Collected data
☆ ☆ ☆

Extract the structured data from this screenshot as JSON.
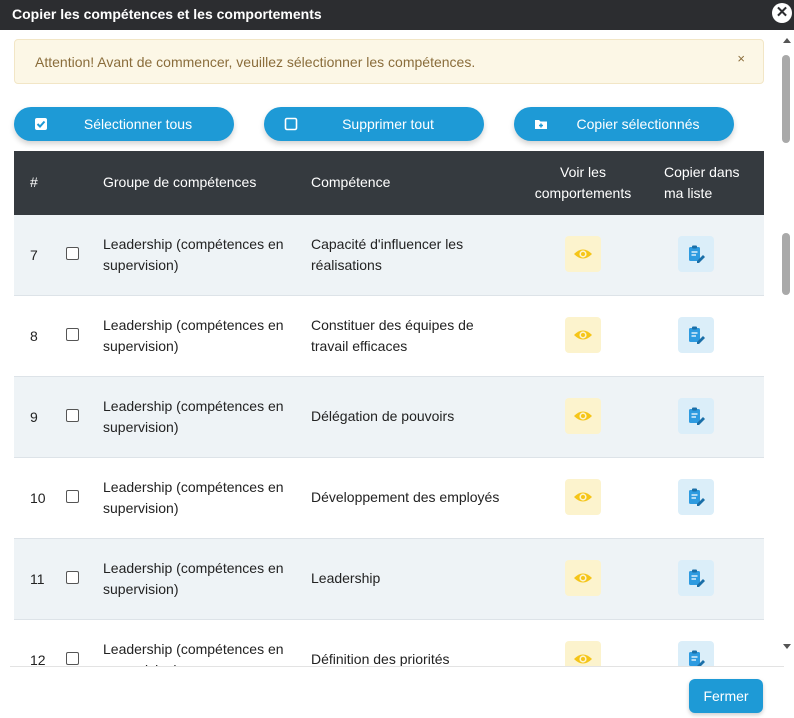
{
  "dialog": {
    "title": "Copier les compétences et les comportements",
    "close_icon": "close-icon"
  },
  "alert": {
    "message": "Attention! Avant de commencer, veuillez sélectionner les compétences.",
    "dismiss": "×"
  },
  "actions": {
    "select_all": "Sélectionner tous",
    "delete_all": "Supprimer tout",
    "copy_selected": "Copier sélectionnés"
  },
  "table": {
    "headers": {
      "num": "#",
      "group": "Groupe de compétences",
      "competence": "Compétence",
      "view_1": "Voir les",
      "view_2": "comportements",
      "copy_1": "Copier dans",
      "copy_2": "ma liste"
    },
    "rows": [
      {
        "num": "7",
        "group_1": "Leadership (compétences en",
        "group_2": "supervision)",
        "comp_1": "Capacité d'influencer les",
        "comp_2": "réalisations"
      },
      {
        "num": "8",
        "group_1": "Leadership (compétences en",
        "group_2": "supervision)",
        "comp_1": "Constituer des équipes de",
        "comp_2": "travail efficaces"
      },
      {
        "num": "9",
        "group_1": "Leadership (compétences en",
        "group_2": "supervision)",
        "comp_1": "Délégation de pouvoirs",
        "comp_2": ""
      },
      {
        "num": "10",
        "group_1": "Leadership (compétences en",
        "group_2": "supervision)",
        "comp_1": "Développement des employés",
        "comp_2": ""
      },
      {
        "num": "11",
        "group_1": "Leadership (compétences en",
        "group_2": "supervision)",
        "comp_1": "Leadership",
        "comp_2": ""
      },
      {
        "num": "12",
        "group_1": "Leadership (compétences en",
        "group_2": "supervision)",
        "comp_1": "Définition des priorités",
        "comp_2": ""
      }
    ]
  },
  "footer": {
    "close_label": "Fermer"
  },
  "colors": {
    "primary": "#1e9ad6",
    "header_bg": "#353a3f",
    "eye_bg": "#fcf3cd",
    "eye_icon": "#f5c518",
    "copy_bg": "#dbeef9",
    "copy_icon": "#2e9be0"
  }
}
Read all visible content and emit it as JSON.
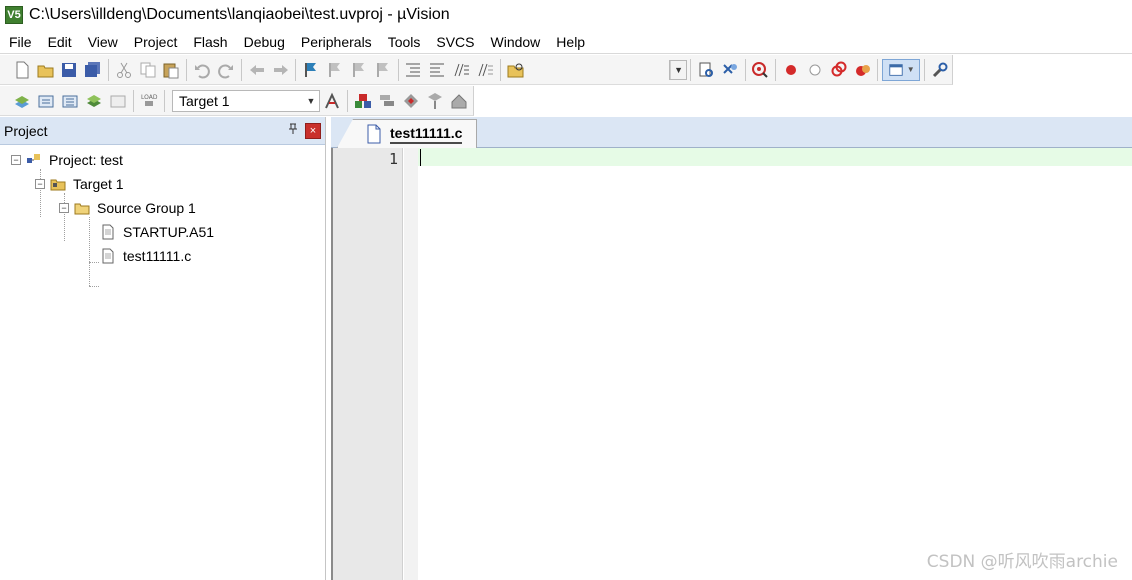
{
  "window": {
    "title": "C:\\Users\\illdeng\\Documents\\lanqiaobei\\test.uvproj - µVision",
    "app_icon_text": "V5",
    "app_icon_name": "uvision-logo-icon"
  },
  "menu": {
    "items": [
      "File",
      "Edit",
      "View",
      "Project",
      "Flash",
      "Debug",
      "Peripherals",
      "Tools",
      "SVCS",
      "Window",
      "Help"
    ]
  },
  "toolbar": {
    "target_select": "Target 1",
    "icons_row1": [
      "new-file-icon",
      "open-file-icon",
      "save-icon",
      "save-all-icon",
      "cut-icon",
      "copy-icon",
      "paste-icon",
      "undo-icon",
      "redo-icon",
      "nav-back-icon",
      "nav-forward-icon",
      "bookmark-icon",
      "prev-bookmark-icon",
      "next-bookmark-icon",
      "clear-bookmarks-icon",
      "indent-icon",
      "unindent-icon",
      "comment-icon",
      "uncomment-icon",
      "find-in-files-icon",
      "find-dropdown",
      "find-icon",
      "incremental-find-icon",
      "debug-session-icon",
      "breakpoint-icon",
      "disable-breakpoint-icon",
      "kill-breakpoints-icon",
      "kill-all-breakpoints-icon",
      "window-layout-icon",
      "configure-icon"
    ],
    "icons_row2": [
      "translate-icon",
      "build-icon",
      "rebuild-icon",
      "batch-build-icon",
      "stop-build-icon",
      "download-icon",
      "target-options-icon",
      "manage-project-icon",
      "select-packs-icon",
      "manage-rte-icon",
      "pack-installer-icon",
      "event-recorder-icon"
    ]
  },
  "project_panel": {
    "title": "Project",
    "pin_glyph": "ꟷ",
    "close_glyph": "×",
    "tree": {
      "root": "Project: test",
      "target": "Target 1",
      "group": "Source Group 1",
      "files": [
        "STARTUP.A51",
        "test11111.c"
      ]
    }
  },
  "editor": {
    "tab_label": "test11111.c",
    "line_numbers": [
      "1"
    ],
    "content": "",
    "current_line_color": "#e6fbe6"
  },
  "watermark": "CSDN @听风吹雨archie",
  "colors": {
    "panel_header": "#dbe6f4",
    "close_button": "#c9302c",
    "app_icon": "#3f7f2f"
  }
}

☆ ☆ ☆

__Exercise brief__
Pick out every line holding the string "Copier" and return it.

__Correct output__
    "title": "Copier les compétences et les comportements",
    "copy_selected": "Copier sélectionnés"
      "copy_1": "Copier dans",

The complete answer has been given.